■ DO THIS:
Each line containing the word "ANTONIO" must be collected.

■ EXTRACTED RECORDS:
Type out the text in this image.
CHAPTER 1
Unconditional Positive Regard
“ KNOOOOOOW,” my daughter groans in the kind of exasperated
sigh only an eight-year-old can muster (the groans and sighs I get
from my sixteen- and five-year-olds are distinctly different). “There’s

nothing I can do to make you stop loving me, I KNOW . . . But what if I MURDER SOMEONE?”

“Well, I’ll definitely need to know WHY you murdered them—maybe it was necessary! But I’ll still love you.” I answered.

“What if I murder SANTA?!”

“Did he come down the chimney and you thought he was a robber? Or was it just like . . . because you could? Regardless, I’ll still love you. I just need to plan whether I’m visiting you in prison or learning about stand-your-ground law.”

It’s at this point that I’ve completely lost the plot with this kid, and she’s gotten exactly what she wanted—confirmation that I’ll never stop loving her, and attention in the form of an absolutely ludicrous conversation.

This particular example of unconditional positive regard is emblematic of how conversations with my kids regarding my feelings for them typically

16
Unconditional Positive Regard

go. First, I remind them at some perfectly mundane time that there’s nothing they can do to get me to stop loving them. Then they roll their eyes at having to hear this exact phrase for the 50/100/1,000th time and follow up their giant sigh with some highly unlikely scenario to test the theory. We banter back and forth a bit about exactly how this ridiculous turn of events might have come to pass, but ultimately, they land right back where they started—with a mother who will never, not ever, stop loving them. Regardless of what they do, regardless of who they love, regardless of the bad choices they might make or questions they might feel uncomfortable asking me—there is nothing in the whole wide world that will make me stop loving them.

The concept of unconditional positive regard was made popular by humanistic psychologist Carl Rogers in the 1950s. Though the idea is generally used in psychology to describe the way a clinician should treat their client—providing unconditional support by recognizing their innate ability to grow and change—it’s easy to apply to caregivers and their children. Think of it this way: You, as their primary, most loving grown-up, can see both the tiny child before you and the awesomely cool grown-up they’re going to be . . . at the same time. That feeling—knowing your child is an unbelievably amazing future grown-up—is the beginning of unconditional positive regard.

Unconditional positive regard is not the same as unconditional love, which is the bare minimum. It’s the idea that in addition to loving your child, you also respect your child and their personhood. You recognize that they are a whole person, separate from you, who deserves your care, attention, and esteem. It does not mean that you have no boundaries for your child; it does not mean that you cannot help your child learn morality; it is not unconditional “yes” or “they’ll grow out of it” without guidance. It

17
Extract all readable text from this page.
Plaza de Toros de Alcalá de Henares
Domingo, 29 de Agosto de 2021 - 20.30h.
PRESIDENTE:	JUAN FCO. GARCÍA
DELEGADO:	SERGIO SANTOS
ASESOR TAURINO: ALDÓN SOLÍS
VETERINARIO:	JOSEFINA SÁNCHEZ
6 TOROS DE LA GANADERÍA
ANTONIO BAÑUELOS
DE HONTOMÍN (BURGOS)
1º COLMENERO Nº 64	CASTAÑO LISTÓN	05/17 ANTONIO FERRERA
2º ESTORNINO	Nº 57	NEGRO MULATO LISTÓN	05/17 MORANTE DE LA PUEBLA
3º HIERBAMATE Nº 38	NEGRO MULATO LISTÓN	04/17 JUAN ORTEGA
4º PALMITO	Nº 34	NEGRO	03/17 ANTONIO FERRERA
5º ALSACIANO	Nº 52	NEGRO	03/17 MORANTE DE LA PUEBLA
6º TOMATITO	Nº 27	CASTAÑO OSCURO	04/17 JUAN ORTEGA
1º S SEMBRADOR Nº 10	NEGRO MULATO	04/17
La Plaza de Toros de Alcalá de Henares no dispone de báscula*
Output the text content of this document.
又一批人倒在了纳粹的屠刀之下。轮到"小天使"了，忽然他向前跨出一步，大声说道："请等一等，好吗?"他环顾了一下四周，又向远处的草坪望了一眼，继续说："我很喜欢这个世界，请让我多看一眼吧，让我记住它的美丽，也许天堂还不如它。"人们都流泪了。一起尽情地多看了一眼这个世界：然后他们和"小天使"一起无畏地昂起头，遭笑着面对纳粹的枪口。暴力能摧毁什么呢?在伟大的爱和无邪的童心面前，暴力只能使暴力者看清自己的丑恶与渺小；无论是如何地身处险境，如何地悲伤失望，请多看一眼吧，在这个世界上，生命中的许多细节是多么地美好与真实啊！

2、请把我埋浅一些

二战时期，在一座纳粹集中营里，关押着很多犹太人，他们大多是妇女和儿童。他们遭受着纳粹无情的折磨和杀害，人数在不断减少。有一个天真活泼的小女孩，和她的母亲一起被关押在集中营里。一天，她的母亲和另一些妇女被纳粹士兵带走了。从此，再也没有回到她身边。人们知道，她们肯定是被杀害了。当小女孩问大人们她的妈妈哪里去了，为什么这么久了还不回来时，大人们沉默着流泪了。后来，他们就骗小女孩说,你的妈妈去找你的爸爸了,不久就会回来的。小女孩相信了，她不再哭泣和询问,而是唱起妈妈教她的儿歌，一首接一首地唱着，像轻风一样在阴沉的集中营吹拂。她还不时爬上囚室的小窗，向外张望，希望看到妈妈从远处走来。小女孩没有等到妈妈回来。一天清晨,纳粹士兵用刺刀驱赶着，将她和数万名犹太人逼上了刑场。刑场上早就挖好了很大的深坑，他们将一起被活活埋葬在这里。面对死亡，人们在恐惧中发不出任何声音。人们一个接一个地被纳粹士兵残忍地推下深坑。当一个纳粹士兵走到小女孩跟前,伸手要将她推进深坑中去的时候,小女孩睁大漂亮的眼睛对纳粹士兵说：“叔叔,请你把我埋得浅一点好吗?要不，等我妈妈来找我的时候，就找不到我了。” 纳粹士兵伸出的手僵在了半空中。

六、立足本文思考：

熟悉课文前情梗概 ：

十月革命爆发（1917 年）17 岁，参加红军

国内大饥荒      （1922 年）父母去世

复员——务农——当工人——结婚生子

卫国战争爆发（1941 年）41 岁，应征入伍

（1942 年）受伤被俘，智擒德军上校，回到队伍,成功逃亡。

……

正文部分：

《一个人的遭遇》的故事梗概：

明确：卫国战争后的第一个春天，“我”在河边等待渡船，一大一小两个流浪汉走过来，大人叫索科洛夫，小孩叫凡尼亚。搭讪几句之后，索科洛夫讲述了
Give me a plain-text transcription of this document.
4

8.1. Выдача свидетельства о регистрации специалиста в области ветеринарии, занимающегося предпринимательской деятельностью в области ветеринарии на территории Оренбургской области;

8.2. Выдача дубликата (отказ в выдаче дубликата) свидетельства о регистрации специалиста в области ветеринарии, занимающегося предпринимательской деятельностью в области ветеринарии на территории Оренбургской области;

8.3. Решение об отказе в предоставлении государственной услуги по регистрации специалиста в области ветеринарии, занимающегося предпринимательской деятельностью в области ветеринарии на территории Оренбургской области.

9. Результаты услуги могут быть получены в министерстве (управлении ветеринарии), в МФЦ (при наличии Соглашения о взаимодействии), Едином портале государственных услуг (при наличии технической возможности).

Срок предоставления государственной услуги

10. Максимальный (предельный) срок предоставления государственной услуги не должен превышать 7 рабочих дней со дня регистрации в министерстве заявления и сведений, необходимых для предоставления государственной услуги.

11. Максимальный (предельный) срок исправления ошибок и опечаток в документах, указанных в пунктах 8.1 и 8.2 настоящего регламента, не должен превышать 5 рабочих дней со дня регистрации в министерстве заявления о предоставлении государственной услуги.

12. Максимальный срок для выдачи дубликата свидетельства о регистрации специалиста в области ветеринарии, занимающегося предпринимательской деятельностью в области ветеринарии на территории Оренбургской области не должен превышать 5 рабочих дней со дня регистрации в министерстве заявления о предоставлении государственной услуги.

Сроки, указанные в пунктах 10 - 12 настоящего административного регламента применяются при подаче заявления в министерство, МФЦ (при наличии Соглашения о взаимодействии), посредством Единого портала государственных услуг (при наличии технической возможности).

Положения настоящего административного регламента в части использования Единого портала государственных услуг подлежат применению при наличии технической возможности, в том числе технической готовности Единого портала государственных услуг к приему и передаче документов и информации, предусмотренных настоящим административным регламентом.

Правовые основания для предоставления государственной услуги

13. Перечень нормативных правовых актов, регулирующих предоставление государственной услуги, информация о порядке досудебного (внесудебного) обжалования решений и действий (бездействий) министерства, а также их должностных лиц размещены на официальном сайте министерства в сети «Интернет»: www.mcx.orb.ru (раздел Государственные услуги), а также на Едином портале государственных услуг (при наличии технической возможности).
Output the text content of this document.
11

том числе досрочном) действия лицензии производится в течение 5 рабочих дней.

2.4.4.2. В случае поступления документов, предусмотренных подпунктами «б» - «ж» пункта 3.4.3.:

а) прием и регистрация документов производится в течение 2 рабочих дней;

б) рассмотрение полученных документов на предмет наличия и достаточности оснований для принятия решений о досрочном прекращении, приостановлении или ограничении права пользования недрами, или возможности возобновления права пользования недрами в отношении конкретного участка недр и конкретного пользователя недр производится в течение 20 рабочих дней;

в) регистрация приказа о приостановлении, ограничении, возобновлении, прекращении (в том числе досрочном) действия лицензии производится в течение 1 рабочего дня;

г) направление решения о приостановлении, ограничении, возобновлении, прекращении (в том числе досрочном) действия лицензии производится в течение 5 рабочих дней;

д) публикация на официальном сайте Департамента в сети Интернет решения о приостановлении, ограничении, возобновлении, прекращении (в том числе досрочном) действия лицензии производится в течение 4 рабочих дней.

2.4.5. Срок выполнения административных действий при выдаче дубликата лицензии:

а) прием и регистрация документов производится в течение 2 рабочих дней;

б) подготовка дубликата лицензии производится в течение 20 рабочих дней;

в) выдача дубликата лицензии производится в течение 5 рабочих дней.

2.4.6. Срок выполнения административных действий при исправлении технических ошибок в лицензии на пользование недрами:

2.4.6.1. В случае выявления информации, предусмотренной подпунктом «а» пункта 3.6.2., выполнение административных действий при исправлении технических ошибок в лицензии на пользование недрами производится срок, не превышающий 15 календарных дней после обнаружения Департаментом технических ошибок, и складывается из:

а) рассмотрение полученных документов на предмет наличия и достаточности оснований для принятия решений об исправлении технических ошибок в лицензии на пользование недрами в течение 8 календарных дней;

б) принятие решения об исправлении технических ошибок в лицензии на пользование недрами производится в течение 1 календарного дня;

■ TASK ANSWER:
ANTONIO BAÑUELOS
1º COLMENERO Nº 64	CASTAÑO LISTÓN	05/17 ANTONIO FERRERA
4º PALMITO	Nº 34	NEGRO	03/17 ANTONIO FERRERA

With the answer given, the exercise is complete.